↓
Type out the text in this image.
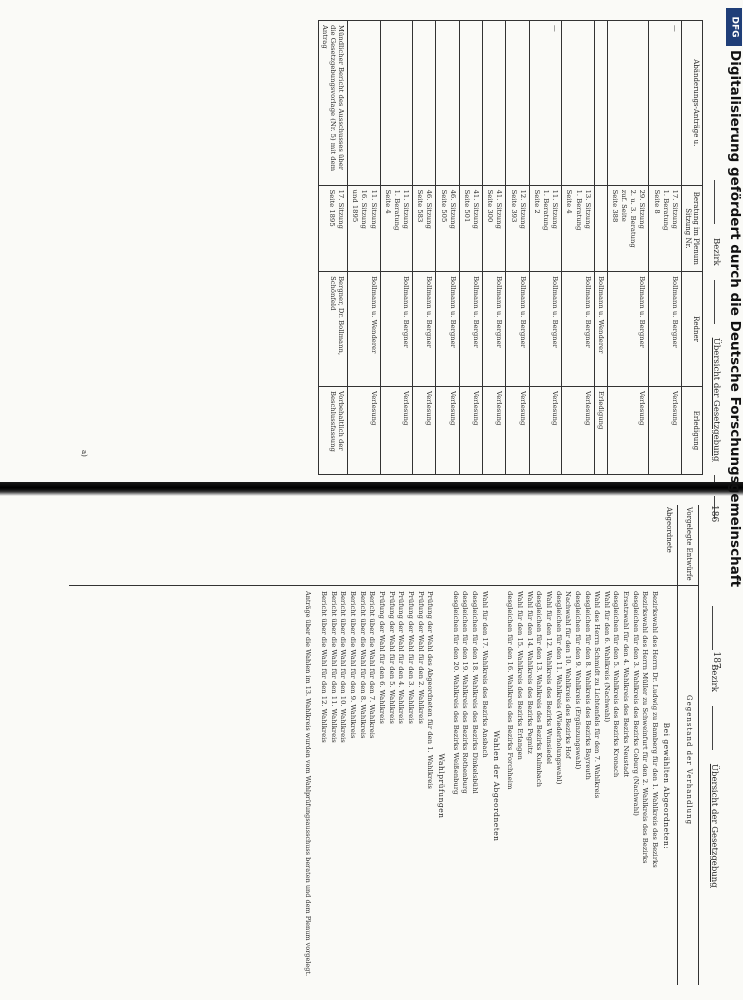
Bezirk
Übersicht der Gesetzgebung
187
Abänderungs-Anträge u.	Beratung im Plenum Sitzung Nr.	Redner	Erledigung
—	17. Sitzung
1. Beratung
Seite 8	Bollmann u. Bergner	Verlesung

	29. Sitzung
2. u. 3. Beratung
zuf. Seite
Seite 388	Bollmann u. Bergner	Verlesung

	Bollmann u. Wenderer	Erledigung

	13. Sitzung
1. Beratung
Seite 4	Bollmann u. Bergner	Verlesung
—	11. Sitzung
1. Beratung
Seite 2	Bollmann u. Bergner	Verlesung

	12. Sitzung
Seite 393	Bollmann u. Bergner	Verlesung

	41. Sitzung
Seite 300	Bollmann u. Bergner	Verlesung

	41. Sitzung
Seite 501	Bollmann u. Bergner	Verlesung

	46. Sitzung
Seite 505	Bollmann u. Bergner	Verlesung

	46. Sitzung
Seite 583	Bollmann u. Bergner	Verlesung

	11. Sitzung
1. Beratung
Seite 4	Bollmann u. Bergner	Verlesung

	11. Sitzung
16. Sitzung
und 1895	Bollmann u. Wenderer	Verlesung
Mündlicher Bericht des Ausschusses über die Gesetzgebungsvorlage (Nr. 5) mit dem Antrag	17. Sitzung
Seite 1895	Bergner, Dr. Bollmann, Schönfeld	Vorbehaltlich der Beschlussfassung
a)
186
Bezirk
Übersicht der Gesetzgebung
Vorgelegte Entwürfe
Gegenstand der Verhandlung
Abgeordnete
Bei gewählten Abgeordneten:
Bezirkswahl des Herrn Dr. Ludwig zu Bamberg für den 1. Wahlkreis des Bezirks
Bezirkswahl des Herrn Müller zu Schweinfurt für den 2. Wahlkreis des Bezirks
desgleichen für den 3. Wahlkreis des Bezirks Coburg (Nachwahl)
Ersatzwahl für den 4. Wahlkreis des Bezirks Neustadt
desgleichen für den 5. Wahlkreis des Bezirks Kronach
Wahl für den 6. Wahlkreis (Nachwahl)
Wahl des Herrn Schmidt zu Lichtenfels für den 7. Wahlkreis
desgleichen für den 8. Wahlkreis des Bezirks Bayreuth
desgleichen für den 9. Wahlkreis (Ergänzungswahl)
Nachwahl für den 10. Wahlkreis des Bezirks Hof
desgleichen für den 11. Wahlkreis (Wiederholungswahl)
Wahl für den 12. Wahlkreis des Bezirks Wunsiedel
desgleichen für den 13. Wahlkreis des Bezirks Kulmbach
Wahl für den 14. Wahlkreis des Bezirks Pegnitz
Wahl für den 15. Wahlkreis des Bezirks Erlangen
desgleichen für den 16. Wahlkreis des Bezirks Forchheim
Wahlen der Abgeordneten
Wahl für den 17. Wahlkreis des Bezirks Ansbach
desgleichen für den 18. Wahlkreis des Bezirks Dinkelsbühl
desgleichen für den 19. Wahlkreis des Bezirks Rothenburg
desgleichen für den 20. Wahlkreis des Bezirks Weißenburg
Wahlprüfungen
Prüfung der Wahl des Abgeordneten für den 1. Wahlkreis
Prüfung der Wahl für den 2. Wahlkreis
Prüfung der Wahl für den 3. Wahlkreis
Prüfung der Wahl für den 4. Wahlkreis
Prüfung der Wahl für den 5. Wahlkreis
Prüfung der Wahl für den 6. Wahlkreis
Bericht über die Wahl für den 7. Wahlkreis
Bericht über die Wahl für den 8. Wahlkreis
Bericht über die Wahl für den 9. Wahlkreis
Bericht über die Wahl für den 10. Wahlkreis
Bericht über die Wahl für den 11. Wahlkreis
Bericht über die Wahl für den 12. Wahlkreis
Anträge über die Wahlen im 13. Wahlkreis wurden vom Wahlprüfungsausschuss beraten und dem Plenum vorgelegt.
DFG
Digitalisierung gefördert durch die Deutsche Forschungsgemeinschaft
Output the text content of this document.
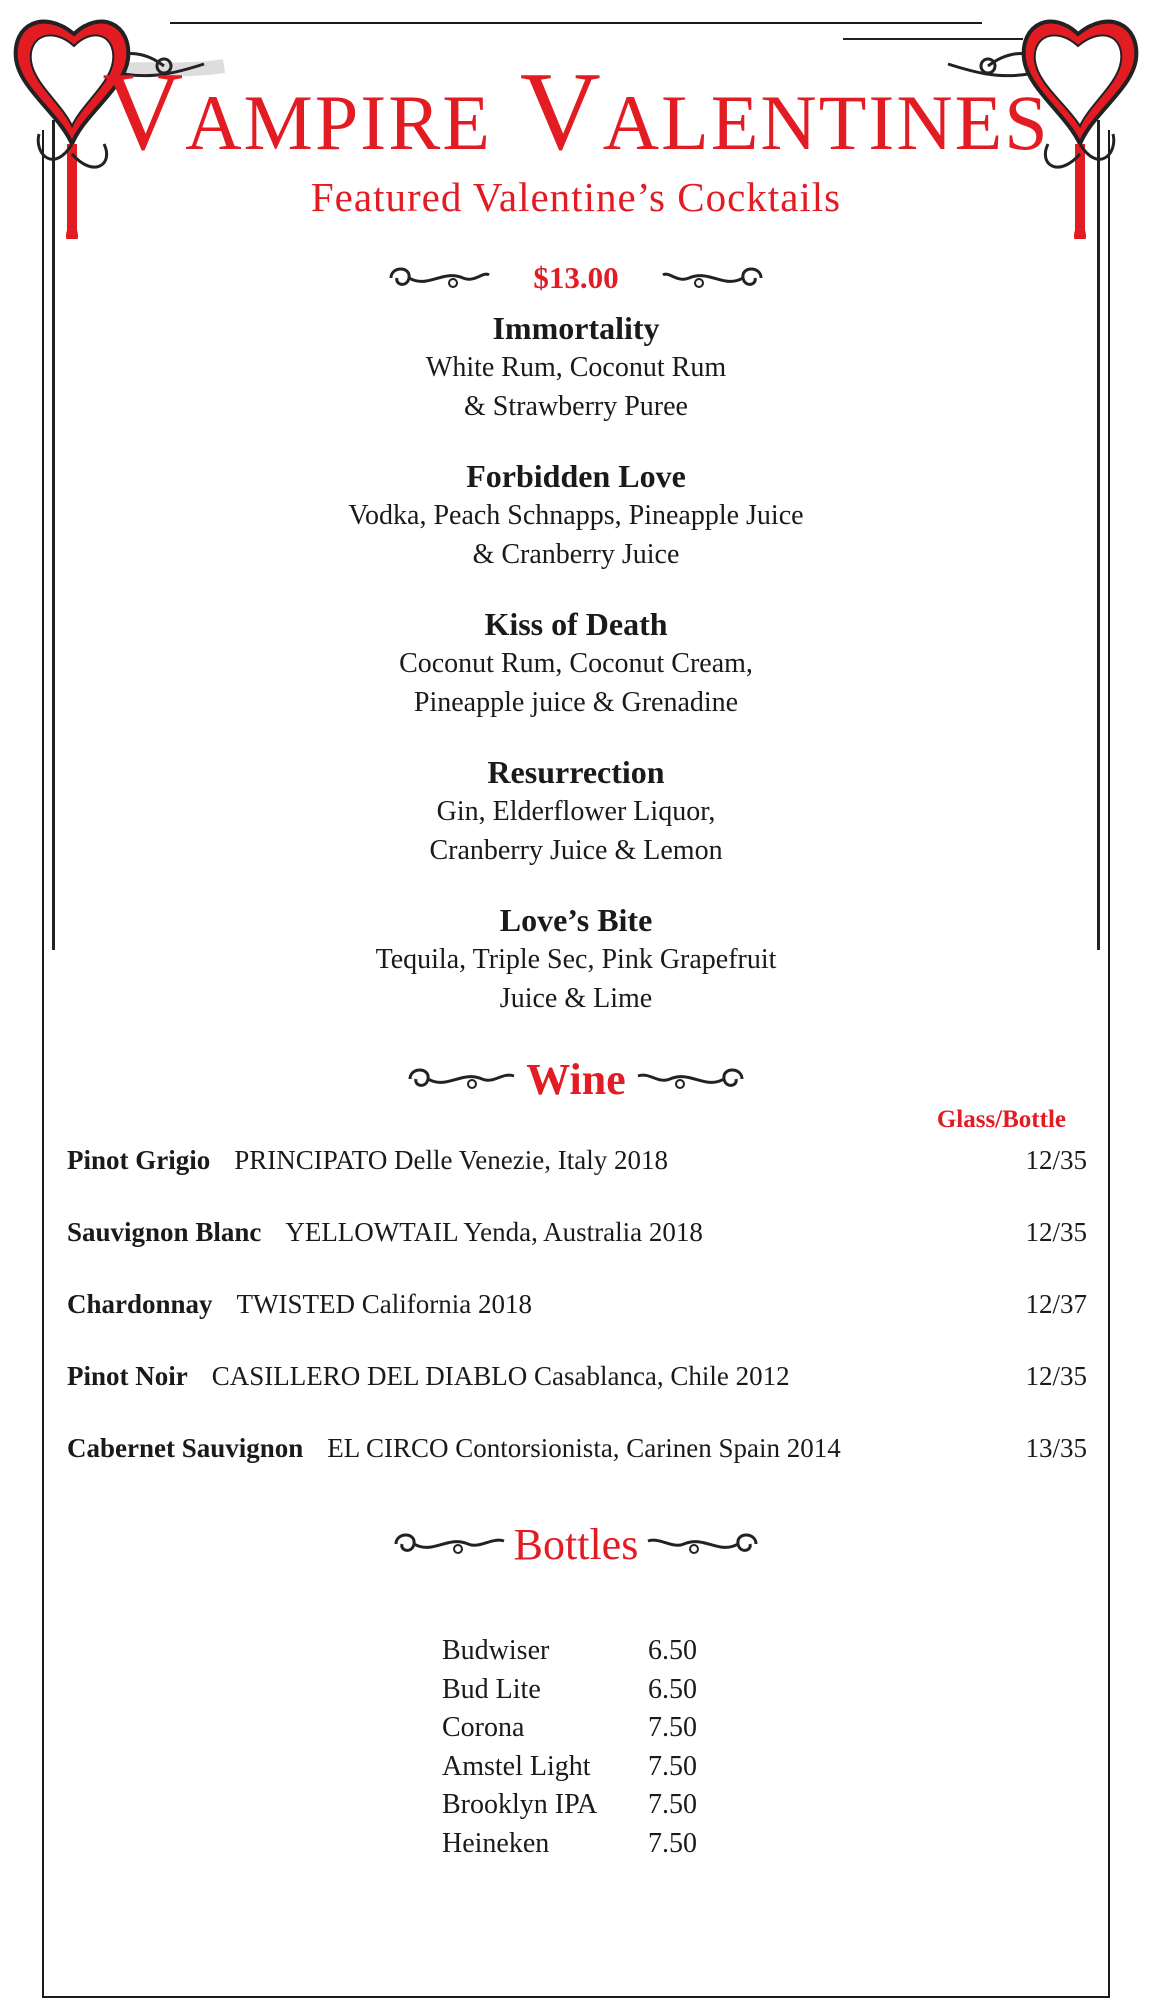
Vampire Valentines
Featured Valentine’s Cocktails
$13.00
Immortality
White Rum, Coconut Rum
& Strawberry Puree
Forbidden Love
Vodka, Peach Schnapps, Pineapple Juice
& Cranberry Juice
Kiss of Death
Coconut Rum, Coconut Cream,
Pineapple juice & Grenadine
Resurrection
Gin, Elderflower Liquor,
Cranberry Juice & Lemon
Love’s Bite
Tequila, Triple Sec, Pink Grapefruit
Juice & Lime
Wine
Glass/Bottle
Pinot Grigio PRINCIPATO Delle Venezie, Italy 2018	12/35
Sauvignon Blanc YELLOWTAIL Yenda, Australia 2018	12/35
Chardonnay TWISTED California 2018	12/37
Pinot Noir CASILLERO DEL DIABLO Casablanca, Chile 2012	12/35
Cabernet Sauvignon EL CIRCO Contorsionista, Carinen Spain 2014	13/35
Bottles
Budwiser	6.50
Bud Lite	6.50
Corona	7.50
Amstel Light	7.50
Brooklyn IPA	7.50
Heineken	7.50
↑
» **Task description**: Transcribe every entry above exactly. Omit all pictures.

» **Task output**:
Type out the text in this image.
Bezirk
Übersicht der Gesetzgebung
187
Abänderungs-Anträge u.	Beratung im Plenum Sitzung Nr.	Redner	Erledigung
—	17. Sitzung
1. Beratung
Seite 8	Bollmann u. Bergner	Verlesung

	29. Sitzung
2. u. 3. Beratung
zuf. Seite
Seite 388	Bollmann u. Bergner	Verlesung

	Bollmann u. Wenderer	Erledigung

	13. Sitzung
1. Beratung
Seite 4	Bollmann u. Bergner	Verlesung
—	11. Sitzung
1. Beratung
Seite 2	Bollmann u. Bergner	Verlesung

	12. Sitzung
Seite 393	Bollmann u. Bergner	Verlesung

	41. Sitzung
Seite 300	Bollmann u. Bergner	Verlesung

	41. Sitzung
Seite 501	Bollmann u. Bergner	Verlesung

	46. Sitzung
Seite 505	Bollmann u. Bergner	Verlesung

	46. Sitzung
Seite 583	Bollmann u. Bergner	Verlesung

	11. Sitzung
1. Beratung
Seite 4	Bollmann u. Bergner	Verlesung

	11. Sitzung
16. Sitzung
und 1895	Bollmann u. Wenderer	Verlesung
Mündlicher Bericht des Ausschusses über die Gesetzgebungsvorlage (Nr. 5) mit dem Antrag	17. Sitzung
Seite 1895	Bergner, Dr. Bollmann, Schönfeld	Vorbehaltlich der Beschlussfassung
a)
186
Bezirk
Übersicht der Gesetzgebung
Vorgelegte Entwürfe
Gegenstand der Verhandlung
Abgeordnete
Bei gewählten Abgeordneten:
Bezirkswahl des Herrn Dr. Ludwig zu Bamberg für den 1. Wahlkreis des Bezirks
Bezirkswahl des Herrn Müller zu Schweinfurt für den 2. Wahlkreis des Bezirks
desgleichen für den 3. Wahlkreis des Bezirks Coburg (Nachwahl)
Ersatzwahl für den 4. Wahlkreis des Bezirks Neustadt
desgleichen für den 5. Wahlkreis des Bezirks Kronach
Wahl für den 6. Wahlkreis (Nachwahl)
Wahl des Herrn Schmidt zu Lichtenfels für den 7. Wahlkreis
desgleichen für den 8. Wahlkreis des Bezirks Bayreuth
desgleichen für den 9. Wahlkreis (Ergänzungswahl)
Nachwahl für den 10. Wahlkreis des Bezirks Hof
desgleichen für den 11. Wahlkreis (Wiederholungswahl)
Wahl für den 12. Wahlkreis des Bezirks Wunsiedel
desgleichen für den 13. Wahlkreis des Bezirks Kulmbach
Wahl für den 14. Wahlkreis des Bezirks Pegnitz
Wahl für den 15. Wahlkreis des Bezirks Erlangen
desgleichen für den 16. Wahlkreis des Bezirks Forchheim
Wahlen der Abgeordneten
Wahl für den 17. Wahlkreis des Bezirks Ansbach
desgleichen für den 18. Wahlkreis des Bezirks Dinkelsbühl
desgleichen für den 19. Wahlkreis des Bezirks Rothenburg
desgleichen für den 20. Wahlkreis des Bezirks Weißenburg
Wahlprüfungen
Prüfung der Wahl des Abgeordneten für den 1. Wahlkreis
Prüfung der Wahl für den 2. Wahlkreis
Prüfung der Wahl für den 3. Wahlkreis
Prüfung der Wahl für den 4. Wahlkreis
Prüfung der Wahl für den 5. Wahlkreis
Prüfung der Wahl für den 6. Wahlkreis
Bericht über die Wahl für den 7. Wahlkreis
Bericht über die Wahl für den 8. Wahlkreis
Bericht über die Wahl für den 9. Wahlkreis
Bericht über die Wahl für den 10. Wahlkreis
Bericht über die Wahl für den 11. Wahlkreis
Bericht über die Wahl für den 12. Wahlkreis
Anträge über die Wahlen im 13. Wahlkreis wurden vom Wahlprüfungsausschuss beraten und dem Plenum vorgelegt.
DFG
Digitalisierung gefördert durch die Deutsche Forschungsgemeinschaft
Output the text content of this document.
Vampire Valentines
Featured Valentine’s Cocktails
$13.00
Immortality
White Rum, Coconut Rum
& Strawberry Puree
Forbidden Love
Vodka, Peach Schnapps, Pineapple Juice
& Cranberry Juice
Kiss of Death
Coconut Rum, Coconut Cream,
Pineapple juice & Grenadine
Resurrection
Gin, Elderflower Liquor,
Cranberry Juice & Lemon
Love’s Bite
Tequila, Triple Sec, Pink Grapefruit
Juice & Lime
Wine
Glass/Bottle
Pinot Grigio PRINCIPATO Delle Venezie, Italy 2018	12/35
Sauvignon Blanc YELLOWTAIL Yenda, Australia 2018	12/35
Chardonnay TWISTED California 2018	12/37
Pinot Noir CASILLERO DEL DIABLO Casablanca, Chile 2012	12/35
Cabernet Sauvignon EL CIRCO Contorsionista, Carinen Spain 2014	13/35
Bottles
Budwiser	6.50
Bud Lite	6.50
Corona	7.50
Amstel Light	7.50
Brooklyn IPA	7.50
Heineken	7.50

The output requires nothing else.